■ **Instructions to follow**:
Pull out every line below holding the word "Explorer".

---------- Data lines

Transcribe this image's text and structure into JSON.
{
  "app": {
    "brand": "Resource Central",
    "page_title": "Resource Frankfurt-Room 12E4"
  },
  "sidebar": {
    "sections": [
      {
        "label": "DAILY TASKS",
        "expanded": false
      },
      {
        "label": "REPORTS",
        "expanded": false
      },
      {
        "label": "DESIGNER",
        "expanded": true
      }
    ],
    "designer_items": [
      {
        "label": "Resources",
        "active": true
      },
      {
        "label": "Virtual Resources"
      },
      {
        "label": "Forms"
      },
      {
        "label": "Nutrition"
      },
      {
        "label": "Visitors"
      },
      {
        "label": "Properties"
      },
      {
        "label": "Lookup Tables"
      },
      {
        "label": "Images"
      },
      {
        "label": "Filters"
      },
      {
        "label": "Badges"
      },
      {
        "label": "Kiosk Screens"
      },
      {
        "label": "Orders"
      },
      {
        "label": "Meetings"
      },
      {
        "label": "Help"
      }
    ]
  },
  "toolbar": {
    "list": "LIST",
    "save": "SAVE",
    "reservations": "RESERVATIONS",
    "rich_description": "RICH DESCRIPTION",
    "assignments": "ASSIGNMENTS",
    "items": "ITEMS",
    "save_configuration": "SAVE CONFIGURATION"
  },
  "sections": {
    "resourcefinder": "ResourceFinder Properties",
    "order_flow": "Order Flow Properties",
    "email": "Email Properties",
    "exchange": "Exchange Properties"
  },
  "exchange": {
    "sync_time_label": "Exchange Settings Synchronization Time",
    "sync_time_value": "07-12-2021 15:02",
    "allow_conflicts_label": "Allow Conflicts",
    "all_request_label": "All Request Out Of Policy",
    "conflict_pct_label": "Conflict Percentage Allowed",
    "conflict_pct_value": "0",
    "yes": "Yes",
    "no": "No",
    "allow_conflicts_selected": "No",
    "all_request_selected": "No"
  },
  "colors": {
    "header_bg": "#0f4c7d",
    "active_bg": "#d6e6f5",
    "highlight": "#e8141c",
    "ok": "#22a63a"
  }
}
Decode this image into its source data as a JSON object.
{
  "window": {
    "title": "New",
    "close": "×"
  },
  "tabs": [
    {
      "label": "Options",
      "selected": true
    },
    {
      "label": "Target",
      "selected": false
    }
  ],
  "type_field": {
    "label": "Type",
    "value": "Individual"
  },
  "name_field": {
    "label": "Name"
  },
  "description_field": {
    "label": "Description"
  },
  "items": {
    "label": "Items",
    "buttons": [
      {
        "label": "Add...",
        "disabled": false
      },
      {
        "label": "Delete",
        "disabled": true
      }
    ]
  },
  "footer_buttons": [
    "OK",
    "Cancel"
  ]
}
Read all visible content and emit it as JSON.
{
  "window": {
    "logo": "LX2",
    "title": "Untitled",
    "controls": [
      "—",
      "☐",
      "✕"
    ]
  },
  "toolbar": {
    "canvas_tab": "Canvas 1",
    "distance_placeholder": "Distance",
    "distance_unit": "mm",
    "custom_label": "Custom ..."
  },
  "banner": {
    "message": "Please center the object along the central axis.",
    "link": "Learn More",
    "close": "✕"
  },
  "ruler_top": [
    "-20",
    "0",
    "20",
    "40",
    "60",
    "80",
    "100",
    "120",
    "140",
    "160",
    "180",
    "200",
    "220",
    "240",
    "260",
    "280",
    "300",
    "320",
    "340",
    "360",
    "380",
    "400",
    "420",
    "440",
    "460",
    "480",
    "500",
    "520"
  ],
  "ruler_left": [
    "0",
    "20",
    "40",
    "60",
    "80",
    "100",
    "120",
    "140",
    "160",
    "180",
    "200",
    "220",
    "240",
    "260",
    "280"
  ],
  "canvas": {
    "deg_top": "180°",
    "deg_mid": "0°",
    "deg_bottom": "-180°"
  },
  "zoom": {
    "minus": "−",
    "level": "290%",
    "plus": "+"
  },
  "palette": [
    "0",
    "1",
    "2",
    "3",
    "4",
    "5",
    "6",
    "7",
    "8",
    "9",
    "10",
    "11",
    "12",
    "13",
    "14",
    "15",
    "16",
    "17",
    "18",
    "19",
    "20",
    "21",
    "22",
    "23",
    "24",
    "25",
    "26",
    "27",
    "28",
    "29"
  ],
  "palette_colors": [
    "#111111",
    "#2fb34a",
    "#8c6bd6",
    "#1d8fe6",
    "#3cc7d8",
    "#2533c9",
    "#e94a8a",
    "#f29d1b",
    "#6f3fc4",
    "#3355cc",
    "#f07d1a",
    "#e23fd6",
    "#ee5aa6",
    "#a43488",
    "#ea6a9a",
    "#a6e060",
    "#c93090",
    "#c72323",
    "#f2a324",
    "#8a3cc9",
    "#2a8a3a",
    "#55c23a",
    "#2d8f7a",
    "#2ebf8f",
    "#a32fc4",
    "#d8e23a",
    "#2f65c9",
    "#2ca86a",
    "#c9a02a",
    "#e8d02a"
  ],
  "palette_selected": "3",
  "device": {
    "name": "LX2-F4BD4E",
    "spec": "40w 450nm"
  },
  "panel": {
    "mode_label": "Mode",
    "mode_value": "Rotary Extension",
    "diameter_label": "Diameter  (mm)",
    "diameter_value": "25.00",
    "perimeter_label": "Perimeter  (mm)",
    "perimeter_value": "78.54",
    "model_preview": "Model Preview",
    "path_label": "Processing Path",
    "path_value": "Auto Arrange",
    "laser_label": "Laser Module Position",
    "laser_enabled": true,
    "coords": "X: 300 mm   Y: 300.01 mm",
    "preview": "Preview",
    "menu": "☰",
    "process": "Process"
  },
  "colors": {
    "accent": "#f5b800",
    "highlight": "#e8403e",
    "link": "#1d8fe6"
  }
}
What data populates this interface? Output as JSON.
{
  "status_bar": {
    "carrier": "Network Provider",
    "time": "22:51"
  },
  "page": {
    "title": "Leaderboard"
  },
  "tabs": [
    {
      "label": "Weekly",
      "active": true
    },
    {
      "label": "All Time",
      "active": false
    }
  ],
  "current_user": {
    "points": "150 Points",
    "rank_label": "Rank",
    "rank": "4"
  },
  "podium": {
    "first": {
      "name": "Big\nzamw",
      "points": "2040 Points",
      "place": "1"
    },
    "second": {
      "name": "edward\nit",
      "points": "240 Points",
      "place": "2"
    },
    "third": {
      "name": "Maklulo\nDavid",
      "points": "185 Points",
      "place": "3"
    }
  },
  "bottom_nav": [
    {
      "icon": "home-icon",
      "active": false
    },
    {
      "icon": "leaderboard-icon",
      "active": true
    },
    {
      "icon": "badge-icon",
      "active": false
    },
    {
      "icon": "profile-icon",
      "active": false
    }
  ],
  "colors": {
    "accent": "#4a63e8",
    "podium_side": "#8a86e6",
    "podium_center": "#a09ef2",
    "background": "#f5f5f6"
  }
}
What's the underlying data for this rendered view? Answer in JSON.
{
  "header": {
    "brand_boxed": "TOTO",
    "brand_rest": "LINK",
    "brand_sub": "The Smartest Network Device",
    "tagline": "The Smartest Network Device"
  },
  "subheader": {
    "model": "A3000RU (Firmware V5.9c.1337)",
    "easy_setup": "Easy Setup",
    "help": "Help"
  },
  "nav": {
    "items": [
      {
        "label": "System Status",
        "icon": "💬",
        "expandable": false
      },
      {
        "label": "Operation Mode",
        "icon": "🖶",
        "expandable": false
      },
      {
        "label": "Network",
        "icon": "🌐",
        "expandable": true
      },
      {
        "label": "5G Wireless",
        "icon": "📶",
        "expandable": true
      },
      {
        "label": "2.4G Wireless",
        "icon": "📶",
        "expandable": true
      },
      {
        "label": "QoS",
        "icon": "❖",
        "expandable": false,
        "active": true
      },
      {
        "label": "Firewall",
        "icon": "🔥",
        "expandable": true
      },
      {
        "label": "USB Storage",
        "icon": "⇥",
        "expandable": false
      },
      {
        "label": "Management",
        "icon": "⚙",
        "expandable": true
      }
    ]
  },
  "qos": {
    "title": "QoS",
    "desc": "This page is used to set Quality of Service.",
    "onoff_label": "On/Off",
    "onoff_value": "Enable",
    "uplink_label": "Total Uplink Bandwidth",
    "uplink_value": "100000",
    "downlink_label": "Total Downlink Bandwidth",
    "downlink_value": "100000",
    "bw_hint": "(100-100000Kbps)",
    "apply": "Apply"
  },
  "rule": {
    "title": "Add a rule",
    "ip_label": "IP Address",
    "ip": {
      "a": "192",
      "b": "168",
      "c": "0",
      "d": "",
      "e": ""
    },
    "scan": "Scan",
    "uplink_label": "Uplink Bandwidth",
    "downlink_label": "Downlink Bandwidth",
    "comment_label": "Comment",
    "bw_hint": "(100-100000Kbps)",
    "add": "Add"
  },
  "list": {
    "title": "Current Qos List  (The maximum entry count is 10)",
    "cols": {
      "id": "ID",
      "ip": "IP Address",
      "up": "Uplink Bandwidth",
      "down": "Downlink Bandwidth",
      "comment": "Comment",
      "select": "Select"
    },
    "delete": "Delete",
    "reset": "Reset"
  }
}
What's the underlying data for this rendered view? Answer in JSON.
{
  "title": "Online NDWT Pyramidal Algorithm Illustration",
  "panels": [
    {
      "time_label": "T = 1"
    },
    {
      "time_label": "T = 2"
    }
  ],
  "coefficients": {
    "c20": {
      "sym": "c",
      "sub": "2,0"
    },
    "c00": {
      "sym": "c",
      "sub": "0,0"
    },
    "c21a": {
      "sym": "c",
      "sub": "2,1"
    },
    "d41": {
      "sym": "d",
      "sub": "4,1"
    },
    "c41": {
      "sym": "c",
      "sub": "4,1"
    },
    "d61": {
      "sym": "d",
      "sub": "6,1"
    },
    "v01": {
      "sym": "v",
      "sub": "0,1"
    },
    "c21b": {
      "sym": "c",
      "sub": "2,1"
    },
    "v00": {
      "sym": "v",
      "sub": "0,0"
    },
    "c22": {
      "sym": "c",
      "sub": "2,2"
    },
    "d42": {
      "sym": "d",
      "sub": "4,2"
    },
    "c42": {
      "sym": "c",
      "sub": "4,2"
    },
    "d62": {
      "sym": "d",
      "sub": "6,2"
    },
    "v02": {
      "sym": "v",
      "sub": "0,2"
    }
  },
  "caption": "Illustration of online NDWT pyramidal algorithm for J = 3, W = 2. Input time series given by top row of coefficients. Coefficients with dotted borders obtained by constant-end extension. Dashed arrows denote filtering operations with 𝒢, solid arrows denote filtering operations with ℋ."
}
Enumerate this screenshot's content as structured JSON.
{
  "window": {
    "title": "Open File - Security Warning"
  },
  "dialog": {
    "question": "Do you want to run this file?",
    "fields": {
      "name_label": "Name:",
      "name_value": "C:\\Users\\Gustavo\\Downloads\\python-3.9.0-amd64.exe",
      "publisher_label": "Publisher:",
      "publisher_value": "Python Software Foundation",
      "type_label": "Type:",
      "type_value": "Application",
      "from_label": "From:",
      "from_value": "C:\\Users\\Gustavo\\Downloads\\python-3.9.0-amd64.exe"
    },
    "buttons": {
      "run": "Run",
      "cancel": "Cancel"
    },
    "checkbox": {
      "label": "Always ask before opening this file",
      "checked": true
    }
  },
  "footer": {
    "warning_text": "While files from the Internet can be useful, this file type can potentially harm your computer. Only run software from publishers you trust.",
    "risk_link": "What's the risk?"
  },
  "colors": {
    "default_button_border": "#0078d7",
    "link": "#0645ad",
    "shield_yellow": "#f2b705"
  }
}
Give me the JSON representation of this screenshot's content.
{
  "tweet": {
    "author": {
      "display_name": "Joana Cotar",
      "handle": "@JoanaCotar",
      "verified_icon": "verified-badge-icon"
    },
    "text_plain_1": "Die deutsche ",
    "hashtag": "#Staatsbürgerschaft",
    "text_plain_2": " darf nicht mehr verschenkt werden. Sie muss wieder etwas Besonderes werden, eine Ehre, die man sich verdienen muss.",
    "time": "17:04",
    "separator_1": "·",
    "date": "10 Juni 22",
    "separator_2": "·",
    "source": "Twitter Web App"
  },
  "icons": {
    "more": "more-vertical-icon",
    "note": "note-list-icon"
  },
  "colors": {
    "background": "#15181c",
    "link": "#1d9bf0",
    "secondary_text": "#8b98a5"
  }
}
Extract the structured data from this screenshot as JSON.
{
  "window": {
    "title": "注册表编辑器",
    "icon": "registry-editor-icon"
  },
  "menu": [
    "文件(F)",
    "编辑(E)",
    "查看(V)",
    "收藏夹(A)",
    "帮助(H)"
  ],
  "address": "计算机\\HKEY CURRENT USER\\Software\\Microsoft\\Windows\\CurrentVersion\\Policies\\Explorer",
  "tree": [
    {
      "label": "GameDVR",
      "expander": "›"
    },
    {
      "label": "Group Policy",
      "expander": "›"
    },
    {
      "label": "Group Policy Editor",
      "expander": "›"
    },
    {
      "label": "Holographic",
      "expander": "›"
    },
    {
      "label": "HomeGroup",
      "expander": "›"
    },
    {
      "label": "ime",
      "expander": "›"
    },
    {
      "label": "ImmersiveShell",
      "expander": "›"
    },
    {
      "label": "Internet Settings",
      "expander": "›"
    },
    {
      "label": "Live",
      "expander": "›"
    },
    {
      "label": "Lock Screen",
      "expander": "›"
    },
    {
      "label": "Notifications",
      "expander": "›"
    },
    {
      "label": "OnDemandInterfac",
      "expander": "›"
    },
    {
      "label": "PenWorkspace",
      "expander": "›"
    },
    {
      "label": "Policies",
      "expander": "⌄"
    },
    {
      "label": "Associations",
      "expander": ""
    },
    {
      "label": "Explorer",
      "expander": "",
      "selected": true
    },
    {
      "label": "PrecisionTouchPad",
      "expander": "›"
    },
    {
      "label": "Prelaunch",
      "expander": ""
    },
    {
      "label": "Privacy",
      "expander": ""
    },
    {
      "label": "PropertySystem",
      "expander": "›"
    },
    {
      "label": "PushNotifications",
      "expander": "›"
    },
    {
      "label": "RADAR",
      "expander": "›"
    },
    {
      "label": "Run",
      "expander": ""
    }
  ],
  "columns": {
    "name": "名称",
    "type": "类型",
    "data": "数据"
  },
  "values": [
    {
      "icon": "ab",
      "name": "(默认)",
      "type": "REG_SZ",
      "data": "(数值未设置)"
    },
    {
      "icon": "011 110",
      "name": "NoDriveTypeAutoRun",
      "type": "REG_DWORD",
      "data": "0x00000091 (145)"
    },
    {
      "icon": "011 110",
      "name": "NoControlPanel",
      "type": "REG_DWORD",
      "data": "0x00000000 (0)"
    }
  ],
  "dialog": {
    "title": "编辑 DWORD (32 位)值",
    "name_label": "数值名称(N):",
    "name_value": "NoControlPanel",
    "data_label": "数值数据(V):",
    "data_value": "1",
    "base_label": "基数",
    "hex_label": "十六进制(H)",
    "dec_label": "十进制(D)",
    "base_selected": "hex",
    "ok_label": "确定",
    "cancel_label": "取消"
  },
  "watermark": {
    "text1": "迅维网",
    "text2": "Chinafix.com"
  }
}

--------------------

■ **Correct output**:
  "address": "计算机\\HKEY CURRENT USER\\Software\\Microsoft\\Windows\\CurrentVersion\\Policies\\Explorer",
      "label": "Explorer",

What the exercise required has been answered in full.